-- begin --

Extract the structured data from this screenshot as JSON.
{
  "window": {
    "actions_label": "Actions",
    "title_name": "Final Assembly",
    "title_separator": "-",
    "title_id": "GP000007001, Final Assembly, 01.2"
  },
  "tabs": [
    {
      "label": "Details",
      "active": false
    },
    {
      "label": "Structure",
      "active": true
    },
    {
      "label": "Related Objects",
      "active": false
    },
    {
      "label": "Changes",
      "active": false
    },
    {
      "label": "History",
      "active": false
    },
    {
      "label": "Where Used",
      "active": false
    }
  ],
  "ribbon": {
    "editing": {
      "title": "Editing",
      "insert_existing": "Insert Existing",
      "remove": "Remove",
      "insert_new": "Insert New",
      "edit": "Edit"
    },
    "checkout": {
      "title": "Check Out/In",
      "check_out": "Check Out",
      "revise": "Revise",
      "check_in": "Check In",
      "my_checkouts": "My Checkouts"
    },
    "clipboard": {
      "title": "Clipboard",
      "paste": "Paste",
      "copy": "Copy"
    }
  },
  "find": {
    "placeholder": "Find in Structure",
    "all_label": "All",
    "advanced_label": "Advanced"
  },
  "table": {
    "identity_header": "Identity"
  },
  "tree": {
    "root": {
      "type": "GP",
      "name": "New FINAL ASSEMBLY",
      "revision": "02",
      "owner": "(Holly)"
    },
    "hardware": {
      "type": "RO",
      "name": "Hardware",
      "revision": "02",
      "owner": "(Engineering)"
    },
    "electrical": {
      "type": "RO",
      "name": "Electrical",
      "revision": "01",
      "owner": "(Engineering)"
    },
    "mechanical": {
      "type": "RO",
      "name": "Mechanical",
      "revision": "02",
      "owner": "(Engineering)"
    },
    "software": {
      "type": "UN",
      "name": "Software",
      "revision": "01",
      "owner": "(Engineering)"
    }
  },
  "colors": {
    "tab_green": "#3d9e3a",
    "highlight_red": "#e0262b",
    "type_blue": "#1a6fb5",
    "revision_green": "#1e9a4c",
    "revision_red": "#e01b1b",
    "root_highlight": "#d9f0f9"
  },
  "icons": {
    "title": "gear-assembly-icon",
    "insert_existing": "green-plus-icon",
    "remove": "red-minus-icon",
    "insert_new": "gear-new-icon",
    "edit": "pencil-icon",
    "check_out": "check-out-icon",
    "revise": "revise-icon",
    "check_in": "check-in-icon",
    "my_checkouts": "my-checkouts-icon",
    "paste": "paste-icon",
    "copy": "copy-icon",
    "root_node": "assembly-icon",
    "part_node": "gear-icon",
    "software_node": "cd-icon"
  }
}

-- end --

* **Do this**: Return each entry from the material above exactly as it appears.

* **Full answer**:
Extract the structured data from this screenshot as JSON.
{
  "window": {
    "actions_label": "Actions",
    "title_name": "Final Assembly",
    "title_separator": "-",
    "title_id": "GP000007001, Final Assembly, 01.2"
  },
  "tabs": [
    {
      "label": "Details",
      "active": false
    },
    {
      "label": "Structure",
      "active": true
    },
    {
      "label": "Related Objects",
      "active": false
    },
    {
      "label": "Changes",
      "active": false
    },
    {
      "label": "History",
      "active": false
    },
    {
      "label": "Where Used",
      "active": false
    }
  ],
  "ribbon": {
    "editing": {
      "title": "Editing",
      "insert_existing": "Insert Existing",
      "remove": "Remove",
      "insert_new": "Insert New",
      "edit": "Edit"
    },
    "checkout": {
      "title": "Check Out/In",
      "check_out": "Check Out",
      "revise": "Revise",
      "check_in": "Check In",
      "my_checkouts": "My Checkouts"
    },
    "clipboard": {
      "title": "Clipboard",
      "paste": "Paste",
      "copy": "Copy"
    }
  },
  "find": {
    "placeholder": "Find in Structure",
    "all_label": "All",
    "advanced_label": "Advanced"
  },
  "table": {
    "identity_header": "Identity"
  },
  "tree": {
    "root": {
      "type": "GP",
      "name": "New FINAL ASSEMBLY",
      "revision": "02",
      "owner": "(Holly)"
    },
    "hardware": {
      "type": "RO",
      "name": "Hardware",
      "revision": "02",
      "owner": "(Engineering)"
    },
    "electrical": {
      "type": "RO",
      "name": "Electrical",
      "revision": "01",
      "owner": "(Engineering)"
    },
    "mechanical": {
      "type": "RO",
      "name": "Mechanical",
      "revision": "02",
      "owner": "(Engineering)"
    },
    "software": {
      "type": "UN",
      "name": "Software",
      "revision": "01",
      "owner": "(Engineering)"
    }
  },
  "colors": {
    "tab_green": "#3d9e3a",
    "highlight_red": "#e0262b",
    "type_blue": "#1a6fb5",
    "revision_green": "#1e9a4c",
    "revision_red": "#e01b1b",
    "root_highlight": "#d9f0f9"
  },
  "icons": {
    "title": "gear-assembly-icon",
    "insert_existing": "green-plus-icon",
    "remove": "red-minus-icon",
    "insert_new": "gear-new-icon",
    "edit": "pencil-icon",
    "check_out": "check-out-icon",
    "revise": "revise-icon",
    "check_in": "check-in-icon",
    "my_checkouts": "my-checkouts-icon",
    "paste": "paste-icon",
    "copy": "copy-icon",
    "root_node": "assembly-icon",
    "part_node": "gear-icon",
    "software_node": "cd-icon"
  }
}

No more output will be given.